Brief:
Output, with no changes, the span of lines that opens with the line containing "Read all visible content and emit it as JSON." and closes with the last line.

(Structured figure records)
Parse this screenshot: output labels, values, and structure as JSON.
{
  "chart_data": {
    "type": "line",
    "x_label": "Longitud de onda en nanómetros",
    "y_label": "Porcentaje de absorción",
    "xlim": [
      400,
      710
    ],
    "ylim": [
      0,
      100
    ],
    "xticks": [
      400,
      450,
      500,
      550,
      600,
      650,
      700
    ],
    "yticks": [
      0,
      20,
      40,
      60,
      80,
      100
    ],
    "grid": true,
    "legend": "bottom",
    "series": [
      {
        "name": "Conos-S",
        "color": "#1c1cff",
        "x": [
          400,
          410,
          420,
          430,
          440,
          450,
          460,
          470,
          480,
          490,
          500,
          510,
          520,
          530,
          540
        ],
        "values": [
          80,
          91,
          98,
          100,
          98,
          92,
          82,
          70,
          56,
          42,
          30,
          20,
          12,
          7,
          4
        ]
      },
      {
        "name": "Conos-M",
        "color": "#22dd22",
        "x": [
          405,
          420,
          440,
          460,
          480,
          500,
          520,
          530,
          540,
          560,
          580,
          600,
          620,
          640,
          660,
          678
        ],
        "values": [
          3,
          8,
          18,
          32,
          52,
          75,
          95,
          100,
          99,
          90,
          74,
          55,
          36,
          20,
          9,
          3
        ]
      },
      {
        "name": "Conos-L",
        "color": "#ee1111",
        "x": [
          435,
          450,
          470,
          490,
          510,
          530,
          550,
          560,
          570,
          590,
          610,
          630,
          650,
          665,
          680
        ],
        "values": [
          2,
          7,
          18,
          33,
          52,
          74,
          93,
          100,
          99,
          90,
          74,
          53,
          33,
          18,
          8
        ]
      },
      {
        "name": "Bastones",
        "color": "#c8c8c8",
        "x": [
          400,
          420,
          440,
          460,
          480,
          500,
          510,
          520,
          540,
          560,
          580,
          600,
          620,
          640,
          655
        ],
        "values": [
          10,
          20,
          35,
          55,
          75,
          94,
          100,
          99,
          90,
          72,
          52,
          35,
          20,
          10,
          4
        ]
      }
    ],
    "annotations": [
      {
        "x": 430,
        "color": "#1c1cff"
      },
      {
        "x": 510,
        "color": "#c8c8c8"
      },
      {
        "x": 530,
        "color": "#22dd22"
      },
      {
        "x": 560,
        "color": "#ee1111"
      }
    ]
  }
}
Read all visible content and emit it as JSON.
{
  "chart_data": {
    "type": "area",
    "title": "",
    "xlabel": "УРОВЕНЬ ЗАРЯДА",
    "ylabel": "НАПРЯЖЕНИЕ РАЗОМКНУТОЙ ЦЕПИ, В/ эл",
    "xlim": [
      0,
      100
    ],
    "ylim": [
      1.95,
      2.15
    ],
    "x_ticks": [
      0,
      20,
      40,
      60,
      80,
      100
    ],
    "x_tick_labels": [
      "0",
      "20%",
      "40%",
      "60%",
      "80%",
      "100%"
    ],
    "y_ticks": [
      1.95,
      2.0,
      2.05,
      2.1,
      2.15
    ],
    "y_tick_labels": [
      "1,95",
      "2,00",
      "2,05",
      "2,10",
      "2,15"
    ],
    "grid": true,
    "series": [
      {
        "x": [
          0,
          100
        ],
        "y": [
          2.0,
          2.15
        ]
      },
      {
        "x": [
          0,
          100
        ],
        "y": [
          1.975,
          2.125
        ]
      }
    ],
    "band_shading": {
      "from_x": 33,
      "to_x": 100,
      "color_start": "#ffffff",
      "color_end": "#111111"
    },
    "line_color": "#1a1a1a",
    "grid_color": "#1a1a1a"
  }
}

Task response:
Read all visible content and emit it as JSON.
{
  "chart_data": {
    "type": "area",
    "title": "",
    "xlabel": "УРОВЕНЬ ЗАРЯДА",
    "ylabel": "НАПРЯЖЕНИЕ РАЗОМКНУТОЙ ЦЕПИ, В/ эл",
    "xlim": [
      0,
      100
    ],
    "ylim": [
      1.95,
      2.15
    ],
    "x_ticks": [
      0,
      20,
      40,
      60,
      80,
      100
    ],
    "x_tick_labels": [
      "0",
      "20%",
      "40%",
      "60%",
      "80%",
      "100%"
    ],
    "y_ticks": [
      1.95,
      2.0,
      2.05,
      2.1,
      2.15
    ],
    "y_tick_labels": [
      "1,95",
      "2,00",
      "2,05",
      "2,10",
      "2,15"
    ],
    "grid": true,
    "series": [
      {
        "x": [
          0,
          100
        ],
        "y": [
          2.0,
          2.15
        ]
      },
      {
        "x": [
          0,
          100
        ],
        "y": [
          1.975,
          2.125
        ]
      }
    ],
    "band_shading": {
      "from_x": 33,
      "to_x": 100,
      "color_start": "#ffffff",
      "color_end": "#111111"
    },
    "line_color": "#1a1a1a",
    "grid_color": "#1a1a1a"
  }
}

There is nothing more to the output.